Stored items from a collection
>> Start

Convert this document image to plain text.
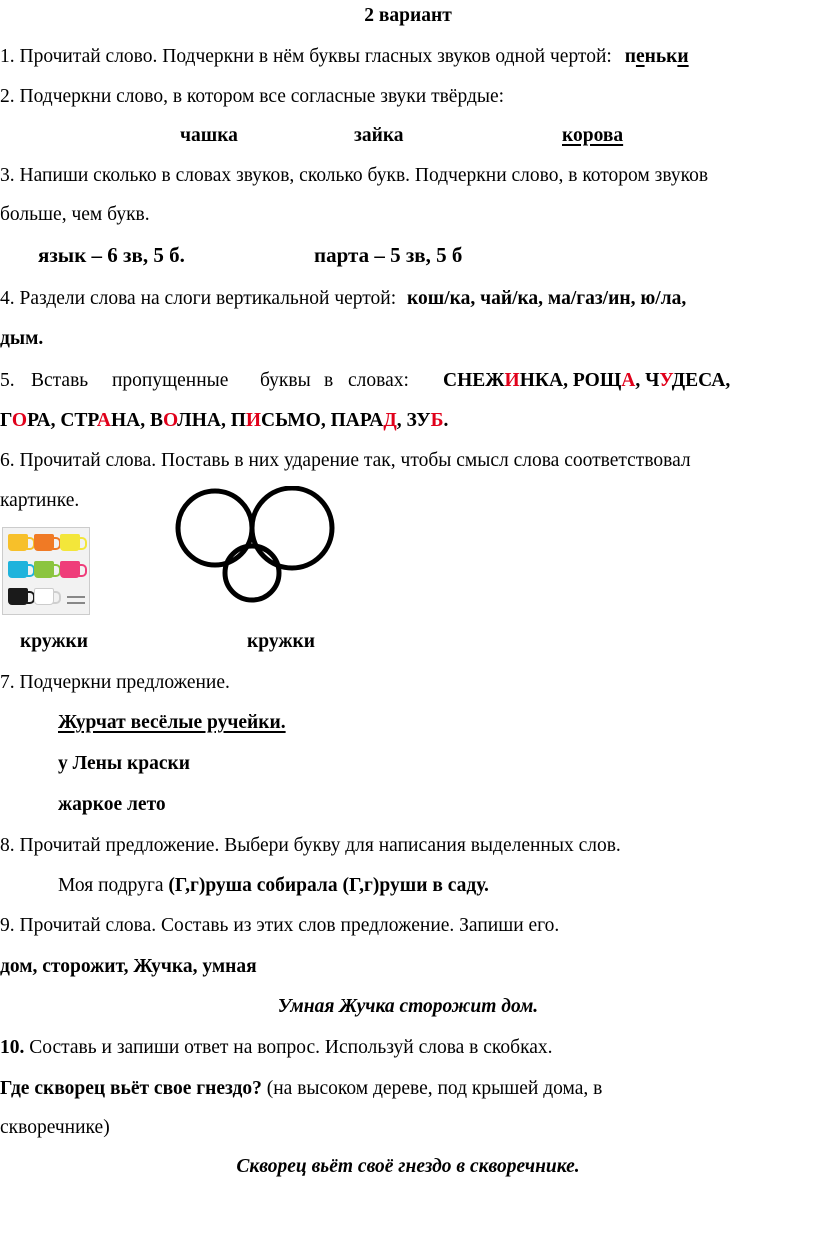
2 вариант
1. Прочитай слово. Подчеркни в нём буквы гласных звуков одной чертой: пеньки
2. Подчеркни слово, в котором все согласные звуки твёрдые:
чашка	зайка	корова
3. Напиши сколько в словах звуков, сколько букв. Подчеркни слово, в котором звуков
больше, чем букв.
язык – 6 зв, 5 б.	парта – 5 зв, 5 б
4. Раздели слова на слоги вертикальной чертой: кош/ка, чай/ка, ма/газ/ин, ю/ла,
дым.
5. Вставь пропущенные буквы в словах: СНЕЖИНКА, РОЩА, ЧУДЕСА,
ГОРА, СТРАНА, ВОЛНА, ПИСЬМО, ПАРАД, ЗУБ.
6. Прочитай слова. Поставь в них ударение так, чтобы смысл слова соответствовал
картинке.
кружки	кружки
7. Подчеркни предложение.
Журчат весёлые ручейки.
у Лены краски
жаркое лето
8. Прочитай предложение. Выбери букву для написания выделенных слов.
Моя подруга (Г,г)руша собирала (Г,г)руши в саду.
9. Прочитай слова. Составь из этих слов предложение. Запиши его.
дом, сторожит, Жучка, умная
Умная Жучка сторожит дом.
10. Составь и запиши ответ на вопрос. Используй слова в скобках.
Где скворец вьёт свое гнездо? (на высоком дереве, под крышей дома, в
скворечнике)
Скворец вьёт своё гнездо в скворечнике.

>> End

### WHAT NEEDS TO BE DONE
All of the material above should be reproduced exactly, except the pictures.

### EXERCISE RESULT
Convert this document image to plain text.
2 вариант
1. Прочитай слово. Подчеркни в нём буквы гласных звуков одной чертой: пеньки
2. Подчеркни слово, в котором все согласные звуки твёрдые:
чашка	зайка	корова
3. Напиши сколько в словах звуков, сколько букв. Подчеркни слово, в котором звуков
больше, чем букв.
язык – 6 зв, 5 б.	парта – 5 зв, 5 б
4. Раздели слова на слоги вертикальной чертой: кош/ка, чай/ка, ма/газ/ин, ю/ла,
дым.
5. Вставь пропущенные буквы в словах: СНЕЖИНКА, РОЩА, ЧУДЕСА,
ГОРА, СТРАНА, ВОЛНА, ПИСЬМО, ПАРАД, ЗУБ.
6. Прочитай слова. Поставь в них ударение так, чтобы смысл слова соответствовал
картинке.
кружки	кружки
7. Подчеркни предложение.
Журчат весёлые ручейки.
у Лены краски
жаркое лето
8. Прочитай предложение. Выбери букву для написания выделенных слов.
Моя подруга (Г,г)руша собирала (Г,г)руши в саду.
9. Прочитай слова. Составь из этих слов предложение. Запиши его.
дом, сторожит, Жучка, умная
Умная Жучка сторожит дом.
10. Составь и запиши ответ на вопрос. Используй слова в скобках.
Где скворец вьёт свое гнездо? (на высоком дереве, под крышей дома, в
скворечнике)
Скворец вьёт своё гнездо в скворечнике.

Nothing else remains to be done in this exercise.